Extracted data entries:
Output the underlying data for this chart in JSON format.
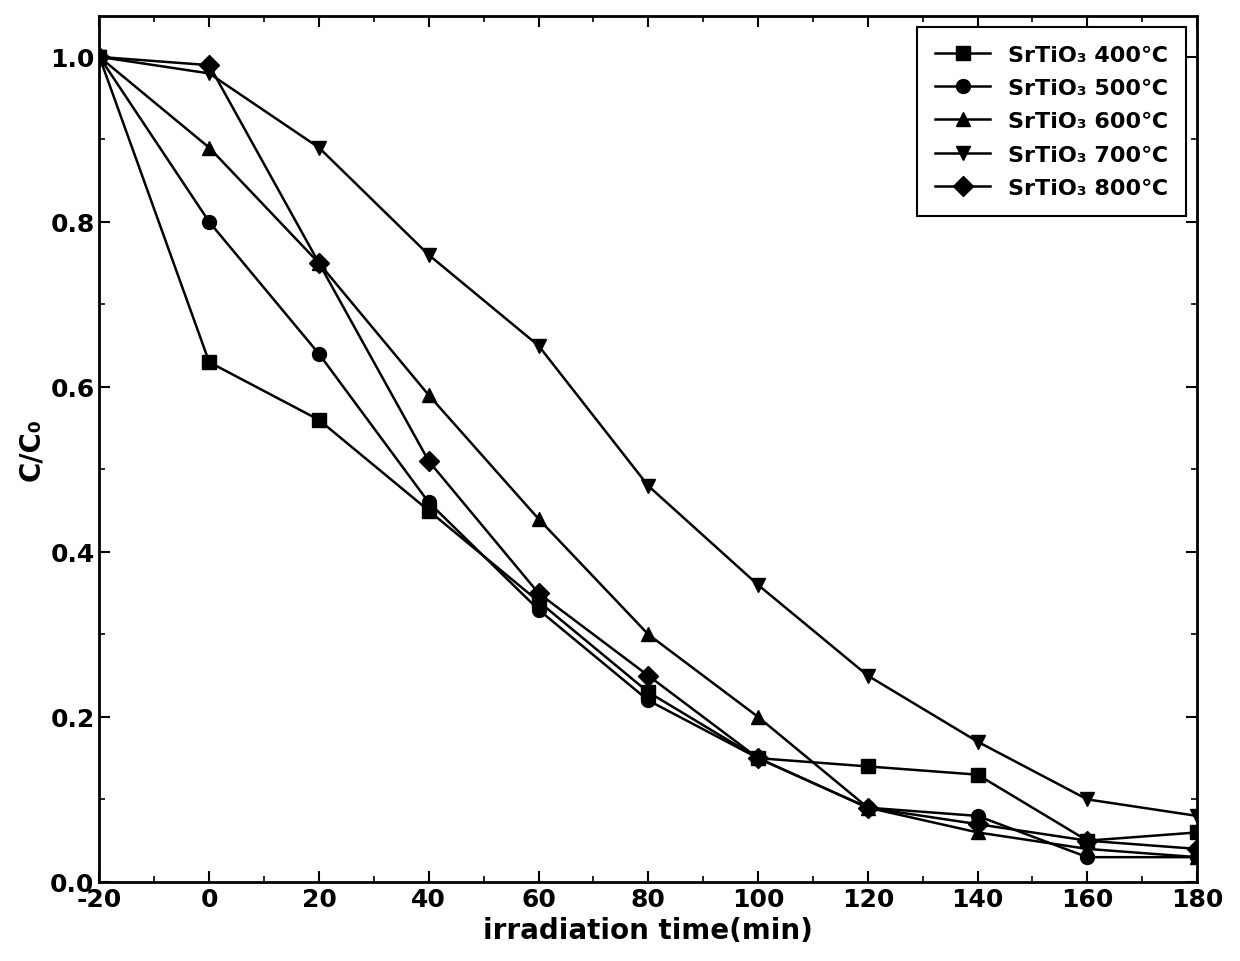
{
  "title": "",
  "xlabel": "irradiation time(min)",
  "ylabel": "C/C₀",
  "xlim": [
    -20,
    180
  ],
  "ylim": [
    0.0,
    1.05
  ],
  "xticks": [
    -20,
    0,
    20,
    40,
    60,
    80,
    100,
    120,
    140,
    160,
    180
  ],
  "yticks": [
    0.0,
    0.2,
    0.4,
    0.6,
    0.8,
    1.0
  ],
  "series": [
    {
      "label": "SrTiO₃ 400℃",
      "marker": "s",
      "x": [
        -20,
        0,
        20,
        40,
        60,
        80,
        100,
        120,
        140,
        160,
        180
      ],
      "y": [
        1.0,
        0.63,
        0.56,
        0.45,
        0.34,
        0.23,
        0.15,
        0.14,
        0.13,
        0.05,
        0.06
      ]
    },
    {
      "label": "SrTiO₃ 500℃",
      "marker": "o",
      "x": [
        -20,
        0,
        20,
        40,
        60,
        80,
        100,
        120,
        140,
        160,
        180
      ],
      "y": [
        1.0,
        0.8,
        0.64,
        0.46,
        0.33,
        0.22,
        0.15,
        0.09,
        0.08,
        0.03,
        0.03
      ]
    },
    {
      "label": "SrTiO₃ 600℃",
      "marker": "^",
      "x": [
        -20,
        0,
        20,
        40,
        60,
        80,
        100,
        120,
        140,
        160,
        180
      ],
      "y": [
        1.0,
        0.89,
        0.75,
        0.59,
        0.44,
        0.3,
        0.2,
        0.09,
        0.06,
        0.04,
        0.03
      ]
    },
    {
      "label": "SrTiO₃ 700℃",
      "marker": "v",
      "x": [
        -20,
        0,
        20,
        40,
        60,
        80,
        100,
        120,
        140,
        160,
        180
      ],
      "y": [
        1.0,
        0.98,
        0.89,
        0.76,
        0.65,
        0.48,
        0.36,
        0.25,
        0.17,
        0.1,
        0.08
      ]
    },
    {
      "label": "SrTiO₃ 800℃",
      "marker": "D",
      "x": [
        -20,
        0,
        20,
        40,
        60,
        80,
        100,
        120,
        140,
        160,
        180
      ],
      "y": [
        1.0,
        0.99,
        0.75,
        0.51,
        0.35,
        0.25,
        0.15,
        0.09,
        0.07,
        0.05,
        0.04
      ]
    }
  ],
  "line_color": "#000000",
  "marker_size": 10,
  "line_width": 1.8,
  "legend_fontsize": 16,
  "axis_label_fontsize": 20,
  "tick_fontsize": 18,
  "background_color": "#ffffff"
}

[Given instruction]
Copy the data word for word. Pictures do not go in the copy.

[Answer in full]
Output the underlying data for this chart in JSON format.
{
  "title": "",
  "xlabel": "irradiation time(min)",
  "ylabel": "C/C₀",
  "xlim": [
    -20,
    180
  ],
  "ylim": [
    0.0,
    1.05
  ],
  "xticks": [
    -20,
    0,
    20,
    40,
    60,
    80,
    100,
    120,
    140,
    160,
    180
  ],
  "yticks": [
    0.0,
    0.2,
    0.4,
    0.6,
    0.8,
    1.0
  ],
  "series": [
    {
      "label": "SrTiO₃ 400℃",
      "marker": "s",
      "x": [
        -20,
        0,
        20,
        40,
        60,
        80,
        100,
        120,
        140,
        160,
        180
      ],
      "y": [
        1.0,
        0.63,
        0.56,
        0.45,
        0.34,
        0.23,
        0.15,
        0.14,
        0.13,
        0.05,
        0.06
      ]
    },
    {
      "label": "SrTiO₃ 500℃",
      "marker": "o",
      "x": [
        -20,
        0,
        20,
        40,
        60,
        80,
        100,
        120,
        140,
        160,
        180
      ],
      "y": [
        1.0,
        0.8,
        0.64,
        0.46,
        0.33,
        0.22,
        0.15,
        0.09,
        0.08,
        0.03,
        0.03
      ]
    },
    {
      "label": "SrTiO₃ 600℃",
      "marker": "^",
      "x": [
        -20,
        0,
        20,
        40,
        60,
        80,
        100,
        120,
        140,
        160,
        180
      ],
      "y": [
        1.0,
        0.89,
        0.75,
        0.59,
        0.44,
        0.3,
        0.2,
        0.09,
        0.06,
        0.04,
        0.03
      ]
    },
    {
      "label": "SrTiO₃ 700℃",
      "marker": "v",
      "x": [
        -20,
        0,
        20,
        40,
        60,
        80,
        100,
        120,
        140,
        160,
        180
      ],
      "y": [
        1.0,
        0.98,
        0.89,
        0.76,
        0.65,
        0.48,
        0.36,
        0.25,
        0.17,
        0.1,
        0.08
      ]
    },
    {
      "label": "SrTiO₃ 800℃",
      "marker": "D",
      "x": [
        -20,
        0,
        20,
        40,
        60,
        80,
        100,
        120,
        140,
        160,
        180
      ],
      "y": [
        1.0,
        0.99,
        0.75,
        0.51,
        0.35,
        0.25,
        0.15,
        0.09,
        0.07,
        0.05,
        0.04
      ]
    }
  ],
  "line_color": "#000000",
  "marker_size": 10,
  "line_width": 1.8,
  "legend_fontsize": 16,
  "axis_label_fontsize": 20,
  "tick_fontsize": 18,
  "background_color": "#ffffff"
}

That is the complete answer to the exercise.